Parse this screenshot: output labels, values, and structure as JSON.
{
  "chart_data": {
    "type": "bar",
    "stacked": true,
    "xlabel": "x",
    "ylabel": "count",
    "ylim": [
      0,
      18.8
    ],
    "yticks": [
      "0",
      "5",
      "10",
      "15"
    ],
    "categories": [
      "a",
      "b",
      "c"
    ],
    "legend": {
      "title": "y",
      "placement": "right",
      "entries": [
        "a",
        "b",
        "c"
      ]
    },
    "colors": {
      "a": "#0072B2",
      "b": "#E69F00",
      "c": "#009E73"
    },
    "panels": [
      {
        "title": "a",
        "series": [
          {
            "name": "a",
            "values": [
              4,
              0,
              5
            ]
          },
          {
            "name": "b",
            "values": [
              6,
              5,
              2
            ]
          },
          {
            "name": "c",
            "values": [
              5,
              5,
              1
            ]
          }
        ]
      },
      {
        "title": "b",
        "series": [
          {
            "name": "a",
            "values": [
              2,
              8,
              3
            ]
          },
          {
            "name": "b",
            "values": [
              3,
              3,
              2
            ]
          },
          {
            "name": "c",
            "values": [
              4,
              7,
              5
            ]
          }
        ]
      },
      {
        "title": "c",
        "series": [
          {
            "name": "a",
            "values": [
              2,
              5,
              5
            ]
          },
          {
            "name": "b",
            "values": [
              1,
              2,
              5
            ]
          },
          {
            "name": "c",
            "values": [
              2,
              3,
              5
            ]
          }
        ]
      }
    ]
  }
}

§ **Do this**
Write out every record shown above, word for word.

§ **Output of the task**
Parse this screenshot: output labels, values, and structure as JSON.
{
  "chart_data": {
    "type": "bar",
    "stacked": true,
    "xlabel": "x",
    "ylabel": "count",
    "ylim": [
      0,
      18.8
    ],
    "yticks": [
      "0",
      "5",
      "10",
      "15"
    ],
    "categories": [
      "a",
      "b",
      "c"
    ],
    "legend": {
      "title": "y",
      "placement": "right",
      "entries": [
        "a",
        "b",
        "c"
      ]
    },
    "colors": {
      "a": "#0072B2",
      "b": "#E69F00",
      "c": "#009E73"
    },
    "panels": [
      {
        "title": "a",
        "series": [
          {
            "name": "a",
            "values": [
              4,
              0,
              5
            ]
          },
          {
            "name": "b",
            "values": [
              6,
              5,
              2
            ]
          },
          {
            "name": "c",
            "values": [
              5,
              5,
              1
            ]
          }
        ]
      },
      {
        "title": "b",
        "series": [
          {
            "name": "a",
            "values": [
              2,
              8,
              3
            ]
          },
          {
            "name": "b",
            "values": [
              3,
              3,
              2
            ]
          },
          {
            "name": "c",
            "values": [
              4,
              7,
              5
            ]
          }
        ]
      },
      {
        "title": "c",
        "series": [
          {
            "name": "a",
            "values": [
              2,
              5,
              5
            ]
          },
          {
            "name": "b",
            "values": [
              1,
              2,
              5
            ]
          },
          {
            "name": "c",
            "values": [
              2,
              3,
              5
            ]
          }
        ]
      }
    ]
  }
}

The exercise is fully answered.